▶ _Set problem_
Copy, in full, each line of the material that holds the word "this".

— Start Available data —

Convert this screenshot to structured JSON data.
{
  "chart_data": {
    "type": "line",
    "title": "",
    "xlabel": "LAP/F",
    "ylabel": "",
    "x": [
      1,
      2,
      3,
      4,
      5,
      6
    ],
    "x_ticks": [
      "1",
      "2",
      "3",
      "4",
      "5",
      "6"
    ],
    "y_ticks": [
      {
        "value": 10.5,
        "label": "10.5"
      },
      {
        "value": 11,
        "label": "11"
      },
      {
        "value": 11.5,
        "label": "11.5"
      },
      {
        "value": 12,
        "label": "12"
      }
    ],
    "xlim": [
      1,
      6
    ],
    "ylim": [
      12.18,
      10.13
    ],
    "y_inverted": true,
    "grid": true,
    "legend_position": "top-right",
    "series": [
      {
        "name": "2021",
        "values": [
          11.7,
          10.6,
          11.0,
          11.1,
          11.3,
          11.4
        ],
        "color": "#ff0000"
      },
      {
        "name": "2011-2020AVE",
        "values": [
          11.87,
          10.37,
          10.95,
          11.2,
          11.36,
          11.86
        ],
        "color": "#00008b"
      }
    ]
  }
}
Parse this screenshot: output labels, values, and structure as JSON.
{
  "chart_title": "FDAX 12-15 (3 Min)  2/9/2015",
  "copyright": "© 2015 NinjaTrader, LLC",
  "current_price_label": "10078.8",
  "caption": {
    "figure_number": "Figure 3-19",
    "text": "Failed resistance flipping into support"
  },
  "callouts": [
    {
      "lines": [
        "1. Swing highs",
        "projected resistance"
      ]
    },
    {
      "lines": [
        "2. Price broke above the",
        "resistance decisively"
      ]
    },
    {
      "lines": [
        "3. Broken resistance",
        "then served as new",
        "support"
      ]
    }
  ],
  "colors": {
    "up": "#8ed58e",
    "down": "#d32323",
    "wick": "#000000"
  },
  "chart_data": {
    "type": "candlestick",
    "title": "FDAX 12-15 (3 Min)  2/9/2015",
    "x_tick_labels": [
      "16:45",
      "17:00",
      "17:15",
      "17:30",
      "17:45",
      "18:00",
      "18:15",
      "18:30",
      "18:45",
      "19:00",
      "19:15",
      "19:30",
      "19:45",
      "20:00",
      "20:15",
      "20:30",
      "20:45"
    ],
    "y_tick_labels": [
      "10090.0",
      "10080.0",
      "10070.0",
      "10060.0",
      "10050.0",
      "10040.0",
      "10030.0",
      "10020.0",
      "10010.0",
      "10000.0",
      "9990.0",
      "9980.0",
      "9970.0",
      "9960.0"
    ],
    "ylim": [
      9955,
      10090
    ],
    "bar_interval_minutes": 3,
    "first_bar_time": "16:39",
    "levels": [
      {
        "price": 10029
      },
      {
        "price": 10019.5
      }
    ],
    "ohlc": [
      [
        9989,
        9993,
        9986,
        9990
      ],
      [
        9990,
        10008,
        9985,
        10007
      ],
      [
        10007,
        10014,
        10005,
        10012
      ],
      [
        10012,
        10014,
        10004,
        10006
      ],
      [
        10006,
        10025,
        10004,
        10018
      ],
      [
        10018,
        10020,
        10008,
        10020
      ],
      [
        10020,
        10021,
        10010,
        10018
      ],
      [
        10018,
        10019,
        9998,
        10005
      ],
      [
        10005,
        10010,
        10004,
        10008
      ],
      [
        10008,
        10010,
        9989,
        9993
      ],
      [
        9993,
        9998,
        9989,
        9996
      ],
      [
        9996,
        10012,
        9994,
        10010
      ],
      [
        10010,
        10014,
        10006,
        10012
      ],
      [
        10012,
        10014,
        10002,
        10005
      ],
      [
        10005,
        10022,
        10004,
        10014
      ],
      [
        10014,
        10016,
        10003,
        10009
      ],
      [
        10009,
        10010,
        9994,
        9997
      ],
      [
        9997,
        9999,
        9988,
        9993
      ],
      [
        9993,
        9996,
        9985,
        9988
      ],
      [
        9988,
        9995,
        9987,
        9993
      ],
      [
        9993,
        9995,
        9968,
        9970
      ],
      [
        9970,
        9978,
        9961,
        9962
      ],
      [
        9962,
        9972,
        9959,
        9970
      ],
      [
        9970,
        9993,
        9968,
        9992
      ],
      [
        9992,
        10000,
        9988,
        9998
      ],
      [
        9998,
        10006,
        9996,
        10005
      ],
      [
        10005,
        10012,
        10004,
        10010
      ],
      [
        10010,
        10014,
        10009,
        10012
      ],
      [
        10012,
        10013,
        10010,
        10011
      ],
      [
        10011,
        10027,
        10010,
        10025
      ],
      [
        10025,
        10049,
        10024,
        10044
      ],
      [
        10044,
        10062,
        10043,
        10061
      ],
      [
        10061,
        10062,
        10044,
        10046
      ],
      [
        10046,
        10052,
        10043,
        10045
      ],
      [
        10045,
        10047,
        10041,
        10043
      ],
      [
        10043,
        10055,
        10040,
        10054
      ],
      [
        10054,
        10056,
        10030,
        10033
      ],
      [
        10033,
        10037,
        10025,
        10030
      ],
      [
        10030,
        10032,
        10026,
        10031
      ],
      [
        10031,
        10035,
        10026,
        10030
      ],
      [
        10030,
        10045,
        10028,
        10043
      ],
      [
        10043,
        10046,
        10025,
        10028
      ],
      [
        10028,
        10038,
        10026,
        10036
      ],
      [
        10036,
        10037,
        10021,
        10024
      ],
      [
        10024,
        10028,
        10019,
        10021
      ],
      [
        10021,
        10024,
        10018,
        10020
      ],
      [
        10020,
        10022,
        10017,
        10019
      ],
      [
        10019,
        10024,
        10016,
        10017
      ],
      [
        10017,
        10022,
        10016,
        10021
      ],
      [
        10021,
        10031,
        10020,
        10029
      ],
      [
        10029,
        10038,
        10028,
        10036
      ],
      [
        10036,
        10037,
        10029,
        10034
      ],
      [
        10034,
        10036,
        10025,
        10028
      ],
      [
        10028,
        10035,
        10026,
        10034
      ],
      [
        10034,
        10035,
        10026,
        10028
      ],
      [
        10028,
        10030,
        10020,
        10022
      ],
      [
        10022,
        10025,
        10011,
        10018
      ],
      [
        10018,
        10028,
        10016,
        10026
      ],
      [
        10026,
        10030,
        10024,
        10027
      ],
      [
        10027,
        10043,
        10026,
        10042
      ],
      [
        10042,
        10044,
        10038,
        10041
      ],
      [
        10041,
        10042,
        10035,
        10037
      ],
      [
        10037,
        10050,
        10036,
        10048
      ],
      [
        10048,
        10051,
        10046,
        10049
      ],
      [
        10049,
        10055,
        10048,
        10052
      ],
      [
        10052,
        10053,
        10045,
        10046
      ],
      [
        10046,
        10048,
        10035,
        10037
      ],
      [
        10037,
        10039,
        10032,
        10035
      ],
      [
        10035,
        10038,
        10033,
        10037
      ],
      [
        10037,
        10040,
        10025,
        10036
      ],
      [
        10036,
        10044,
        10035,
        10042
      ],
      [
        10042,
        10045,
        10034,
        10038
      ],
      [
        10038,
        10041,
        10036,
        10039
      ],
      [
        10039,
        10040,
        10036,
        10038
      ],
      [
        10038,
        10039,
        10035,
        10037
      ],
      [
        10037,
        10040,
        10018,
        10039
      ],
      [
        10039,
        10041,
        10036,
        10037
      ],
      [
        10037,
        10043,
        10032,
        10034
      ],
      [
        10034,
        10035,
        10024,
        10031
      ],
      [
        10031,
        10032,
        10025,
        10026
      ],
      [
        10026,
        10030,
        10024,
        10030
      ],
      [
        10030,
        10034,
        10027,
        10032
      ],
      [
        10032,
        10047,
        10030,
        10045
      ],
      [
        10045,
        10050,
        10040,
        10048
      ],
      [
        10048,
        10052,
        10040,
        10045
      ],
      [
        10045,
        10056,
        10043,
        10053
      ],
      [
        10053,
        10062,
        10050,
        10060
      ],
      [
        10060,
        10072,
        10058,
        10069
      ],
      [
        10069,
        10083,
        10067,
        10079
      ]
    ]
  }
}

— End Available data —

▶ _Solved problem_
Convert this screenshot to structured JSON data.
Parse this screenshot: output labels, values, and structure as JSON.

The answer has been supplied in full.